## Begin
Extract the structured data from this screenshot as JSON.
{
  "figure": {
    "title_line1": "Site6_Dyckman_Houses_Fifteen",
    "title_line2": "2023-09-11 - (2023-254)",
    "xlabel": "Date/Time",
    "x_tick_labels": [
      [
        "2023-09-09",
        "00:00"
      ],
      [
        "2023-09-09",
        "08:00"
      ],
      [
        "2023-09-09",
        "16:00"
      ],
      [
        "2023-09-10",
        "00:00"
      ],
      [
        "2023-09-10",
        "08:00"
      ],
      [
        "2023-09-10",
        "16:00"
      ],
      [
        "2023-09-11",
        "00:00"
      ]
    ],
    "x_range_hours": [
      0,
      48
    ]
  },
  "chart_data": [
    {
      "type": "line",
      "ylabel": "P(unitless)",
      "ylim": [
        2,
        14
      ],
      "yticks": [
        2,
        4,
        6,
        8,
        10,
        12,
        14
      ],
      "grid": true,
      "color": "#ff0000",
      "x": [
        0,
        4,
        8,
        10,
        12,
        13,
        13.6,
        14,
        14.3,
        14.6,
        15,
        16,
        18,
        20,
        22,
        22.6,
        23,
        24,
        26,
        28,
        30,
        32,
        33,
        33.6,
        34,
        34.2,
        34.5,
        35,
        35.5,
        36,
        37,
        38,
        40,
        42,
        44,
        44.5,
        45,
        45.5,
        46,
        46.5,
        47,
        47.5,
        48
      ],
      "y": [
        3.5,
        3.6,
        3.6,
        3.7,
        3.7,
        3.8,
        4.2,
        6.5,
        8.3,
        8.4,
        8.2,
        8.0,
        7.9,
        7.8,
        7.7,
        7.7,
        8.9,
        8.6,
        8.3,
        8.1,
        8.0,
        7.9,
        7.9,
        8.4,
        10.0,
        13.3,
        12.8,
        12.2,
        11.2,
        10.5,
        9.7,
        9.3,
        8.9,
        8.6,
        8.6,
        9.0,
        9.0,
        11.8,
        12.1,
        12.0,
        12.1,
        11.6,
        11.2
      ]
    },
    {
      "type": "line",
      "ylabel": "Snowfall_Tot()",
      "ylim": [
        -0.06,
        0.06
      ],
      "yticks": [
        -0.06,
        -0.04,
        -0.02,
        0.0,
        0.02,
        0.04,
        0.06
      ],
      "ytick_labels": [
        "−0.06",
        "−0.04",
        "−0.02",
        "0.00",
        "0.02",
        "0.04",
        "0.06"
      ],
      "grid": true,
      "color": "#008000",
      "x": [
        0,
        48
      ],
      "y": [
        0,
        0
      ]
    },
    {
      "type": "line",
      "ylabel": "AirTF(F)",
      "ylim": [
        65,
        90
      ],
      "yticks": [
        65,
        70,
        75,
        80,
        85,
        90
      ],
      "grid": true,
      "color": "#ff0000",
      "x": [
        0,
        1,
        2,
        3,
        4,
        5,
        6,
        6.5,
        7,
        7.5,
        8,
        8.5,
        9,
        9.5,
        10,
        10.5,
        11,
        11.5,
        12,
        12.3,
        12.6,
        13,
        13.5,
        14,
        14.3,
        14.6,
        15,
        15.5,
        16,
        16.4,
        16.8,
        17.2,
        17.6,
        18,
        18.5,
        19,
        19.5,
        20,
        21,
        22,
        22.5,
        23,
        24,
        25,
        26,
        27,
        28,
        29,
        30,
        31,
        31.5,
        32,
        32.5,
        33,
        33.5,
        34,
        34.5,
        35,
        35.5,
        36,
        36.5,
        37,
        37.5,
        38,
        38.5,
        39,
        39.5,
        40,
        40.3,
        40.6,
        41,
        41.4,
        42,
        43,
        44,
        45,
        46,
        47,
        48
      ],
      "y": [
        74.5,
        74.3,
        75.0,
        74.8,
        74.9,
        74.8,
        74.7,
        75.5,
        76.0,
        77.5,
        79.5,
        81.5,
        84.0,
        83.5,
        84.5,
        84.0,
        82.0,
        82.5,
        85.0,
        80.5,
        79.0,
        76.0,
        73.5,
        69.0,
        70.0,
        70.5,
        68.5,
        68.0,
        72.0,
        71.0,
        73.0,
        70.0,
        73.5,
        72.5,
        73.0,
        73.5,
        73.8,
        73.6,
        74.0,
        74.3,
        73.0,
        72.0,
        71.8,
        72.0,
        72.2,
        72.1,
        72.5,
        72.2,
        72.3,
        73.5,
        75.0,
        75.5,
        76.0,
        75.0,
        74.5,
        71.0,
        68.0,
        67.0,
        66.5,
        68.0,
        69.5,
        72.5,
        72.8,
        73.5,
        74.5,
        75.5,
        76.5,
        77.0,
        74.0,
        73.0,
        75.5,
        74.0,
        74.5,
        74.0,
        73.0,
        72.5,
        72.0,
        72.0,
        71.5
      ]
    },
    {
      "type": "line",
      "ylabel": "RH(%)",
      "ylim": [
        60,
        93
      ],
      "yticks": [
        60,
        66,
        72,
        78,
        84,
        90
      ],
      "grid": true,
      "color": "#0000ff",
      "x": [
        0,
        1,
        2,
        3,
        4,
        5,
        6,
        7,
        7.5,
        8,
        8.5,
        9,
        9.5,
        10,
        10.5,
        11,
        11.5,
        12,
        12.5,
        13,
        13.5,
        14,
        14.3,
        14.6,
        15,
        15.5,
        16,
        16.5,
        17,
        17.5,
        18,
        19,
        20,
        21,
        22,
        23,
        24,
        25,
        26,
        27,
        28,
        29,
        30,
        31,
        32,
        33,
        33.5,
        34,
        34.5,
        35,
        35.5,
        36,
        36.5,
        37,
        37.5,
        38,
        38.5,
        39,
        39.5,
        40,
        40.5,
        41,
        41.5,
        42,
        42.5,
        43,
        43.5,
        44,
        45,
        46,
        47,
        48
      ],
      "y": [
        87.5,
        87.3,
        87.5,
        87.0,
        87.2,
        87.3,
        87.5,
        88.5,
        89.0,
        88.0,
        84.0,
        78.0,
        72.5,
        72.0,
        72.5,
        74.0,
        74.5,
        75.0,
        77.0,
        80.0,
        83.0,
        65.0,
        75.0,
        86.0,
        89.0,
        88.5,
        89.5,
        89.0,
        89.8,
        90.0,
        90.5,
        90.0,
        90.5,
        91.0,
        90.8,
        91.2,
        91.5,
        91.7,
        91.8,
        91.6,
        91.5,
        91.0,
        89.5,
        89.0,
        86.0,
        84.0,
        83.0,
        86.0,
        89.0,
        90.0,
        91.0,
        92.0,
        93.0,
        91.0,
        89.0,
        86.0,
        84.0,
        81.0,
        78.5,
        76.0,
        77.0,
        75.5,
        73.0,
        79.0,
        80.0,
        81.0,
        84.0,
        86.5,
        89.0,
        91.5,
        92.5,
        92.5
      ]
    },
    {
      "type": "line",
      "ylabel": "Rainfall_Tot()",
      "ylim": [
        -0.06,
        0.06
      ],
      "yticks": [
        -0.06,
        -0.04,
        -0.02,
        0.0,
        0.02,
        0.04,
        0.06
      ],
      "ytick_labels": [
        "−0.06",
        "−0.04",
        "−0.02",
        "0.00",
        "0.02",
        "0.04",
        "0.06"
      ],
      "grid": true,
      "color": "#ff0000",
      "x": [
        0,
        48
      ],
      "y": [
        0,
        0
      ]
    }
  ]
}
## End
STATED GOAL: Copy every line verbatim.

SOLUTION TO THE EXERCISE:
Extract the structured data from this screenshot as JSON.
{
  "figure": {
    "title_line1": "Site6_Dyckman_Houses_Fifteen",
    "title_line2": "2023-09-11 - (2023-254)",
    "xlabel": "Date/Time",
    "x_tick_labels": [
      [
        "2023-09-09",
        "00:00"
      ],
      [
        "2023-09-09",
        "08:00"
      ],
      [
        "2023-09-09",
        "16:00"
      ],
      [
        "2023-09-10",
        "00:00"
      ],
      [
        "2023-09-10",
        "08:00"
      ],
      [
        "2023-09-10",
        "16:00"
      ],
      [
        "2023-09-11",
        "00:00"
      ]
    ],
    "x_range_hours": [
      0,
      48
    ]
  },
  "chart_data": [
    {
      "type": "line",
      "ylabel": "P(unitless)",
      "ylim": [
        2,
        14
      ],
      "yticks": [
        2,
        4,
        6,
        8,
        10,
        12,
        14
      ],
      "grid": true,
      "color": "#ff0000",
      "x": [
        0,
        4,
        8,
        10,
        12,
        13,
        13.6,
        14,
        14.3,
        14.6,
        15,
        16,
        18,
        20,
        22,
        22.6,
        23,
        24,
        26,
        28,
        30,
        32,
        33,
        33.6,
        34,
        34.2,
        34.5,
        35,
        35.5,
        36,
        37,
        38,
        40,
        42,
        44,
        44.5,
        45,
        45.5,
        46,
        46.5,
        47,
        47.5,
        48
      ],
      "y": [
        3.5,
        3.6,
        3.6,
        3.7,
        3.7,
        3.8,
        4.2,
        6.5,
        8.3,
        8.4,
        8.2,
        8.0,
        7.9,
        7.8,
        7.7,
        7.7,
        8.9,
        8.6,
        8.3,
        8.1,
        8.0,
        7.9,
        7.9,
        8.4,
        10.0,
        13.3,
        12.8,
        12.2,
        11.2,
        10.5,
        9.7,
        9.3,
        8.9,
        8.6,
        8.6,
        9.0,
        9.0,
        11.8,
        12.1,
        12.0,
        12.1,
        11.6,
        11.2
      ]
    },
    {
      "type": "line",
      "ylabel": "Snowfall_Tot()",
      "ylim": [
        -0.06,
        0.06
      ],
      "yticks": [
        -0.06,
        -0.04,
        -0.02,
        0.0,
        0.02,
        0.04,
        0.06
      ],
      "ytick_labels": [
        "−0.06",
        "−0.04",
        "−0.02",
        "0.00",
        "0.02",
        "0.04",
        "0.06"
      ],
      "grid": true,
      "color": "#008000",
      "x": [
        0,
        48
      ],
      "y": [
        0,
        0
      ]
    },
    {
      "type": "line",
      "ylabel": "AirTF(F)",
      "ylim": [
        65,
        90
      ],
      "yticks": [
        65,
        70,
        75,
        80,
        85,
        90
      ],
      "grid": true,
      "color": "#ff0000",
      "x": [
        0,
        1,
        2,
        3,
        4,
        5,
        6,
        6.5,
        7,
        7.5,
        8,
        8.5,
        9,
        9.5,
        10,
        10.5,
        11,
        11.5,
        12,
        12.3,
        12.6,
        13,
        13.5,
        14,
        14.3,
        14.6,
        15,
        15.5,
        16,
        16.4,
        16.8,
        17.2,
        17.6,
        18,
        18.5,
        19,
        19.5,
        20,
        21,
        22,
        22.5,
        23,
        24,
        25,
        26,
        27,
        28,
        29,
        30,
        31,
        31.5,
        32,
        32.5,
        33,
        33.5,
        34,
        34.5,
        35,
        35.5,
        36,
        36.5,
        37,
        37.5,
        38,
        38.5,
        39,
        39.5,
        40,
        40.3,
        40.6,
        41,
        41.4,
        42,
        43,
        44,
        45,
        46,
        47,
        48
      ],
      "y": [
        74.5,
        74.3,
        75.0,
        74.8,
        74.9,
        74.8,
        74.7,
        75.5,
        76.0,
        77.5,
        79.5,
        81.5,
        84.0,
        83.5,
        84.5,
        84.0,
        82.0,
        82.5,
        85.0,
        80.5,
        79.0,
        76.0,
        73.5,
        69.0,
        70.0,
        70.5,
        68.5,
        68.0,
        72.0,
        71.0,
        73.0,
        70.0,
        73.5,
        72.5,
        73.0,
        73.5,
        73.8,
        73.6,
        74.0,
        74.3,
        73.0,
        72.0,
        71.8,
        72.0,
        72.2,
        72.1,
        72.5,
        72.2,
        72.3,
        73.5,
        75.0,
        75.5,
        76.0,
        75.0,
        74.5,
        71.0,
        68.0,
        67.0,
        66.5,
        68.0,
        69.5,
        72.5,
        72.8,
        73.5,
        74.5,
        75.5,
        76.5,
        77.0,
        74.0,
        73.0,
        75.5,
        74.0,
        74.5,
        74.0,
        73.0,
        72.5,
        72.0,
        72.0,
        71.5
      ]
    },
    {
      "type": "line",
      "ylabel": "RH(%)",
      "ylim": [
        60,
        93
      ],
      "yticks": [
        60,
        66,
        72,
        78,
        84,
        90
      ],
      "grid": true,
      "color": "#0000ff",
      "x": [
        0,
        1,
        2,
        3,
        4,
        5,
        6,
        7,
        7.5,
        8,
        8.5,
        9,
        9.5,
        10,
        10.5,
        11,
        11.5,
        12,
        12.5,
        13,
        13.5,
        14,
        14.3,
        14.6,
        15,
        15.5,
        16,
        16.5,
        17,
        17.5,
        18,
        19,
        20,
        21,
        22,
        23,
        24,
        25,
        26,
        27,
        28,
        29,
        30,
        31,
        32,
        33,
        33.5,
        34,
        34.5,
        35,
        35.5,
        36,
        36.5,
        37,
        37.5,
        38,
        38.5,
        39,
        39.5,
        40,
        40.5,
        41,
        41.5,
        42,
        42.5,
        43,
        43.5,
        44,
        45,
        46,
        47,
        48
      ],
      "y": [
        87.5,
        87.3,
        87.5,
        87.0,
        87.2,
        87.3,
        87.5,
        88.5,
        89.0,
        88.0,
        84.0,
        78.0,
        72.5,
        72.0,
        72.5,
        74.0,
        74.5,
        75.0,
        77.0,
        80.0,
        83.0,
        65.0,
        75.0,
        86.0,
        89.0,
        88.5,
        89.5,
        89.0,
        89.8,
        90.0,
        90.5,
        90.0,
        90.5,
        91.0,
        90.8,
        91.2,
        91.5,
        91.7,
        91.8,
        91.6,
        91.5,
        91.0,
        89.5,
        89.0,
        86.0,
        84.0,
        83.0,
        86.0,
        89.0,
        90.0,
        91.0,
        92.0,
        93.0,
        91.0,
        89.0,
        86.0,
        84.0,
        81.0,
        78.5,
        76.0,
        77.0,
        75.5,
        73.0,
        79.0,
        80.0,
        81.0,
        84.0,
        86.5,
        89.0,
        91.5,
        92.5,
        92.5
      ]
    },
    {
      "type": "line",
      "ylabel": "Rainfall_Tot()",
      "ylim": [
        -0.06,
        0.06
      ],
      "yticks": [
        -0.06,
        -0.04,
        -0.02,
        0.0,
        0.02,
        0.04,
        0.06
      ],
      "ytick_labels": [
        "−0.06",
        "−0.04",
        "−0.02",
        "0.00",
        "0.02",
        "0.04",
        "0.06"
      ],
      "grid": true,
      "color": "#ff0000",
      "x": [
        0,
        48
      ],
      "y": [
        0,
        0
      ]
    }
  ]
}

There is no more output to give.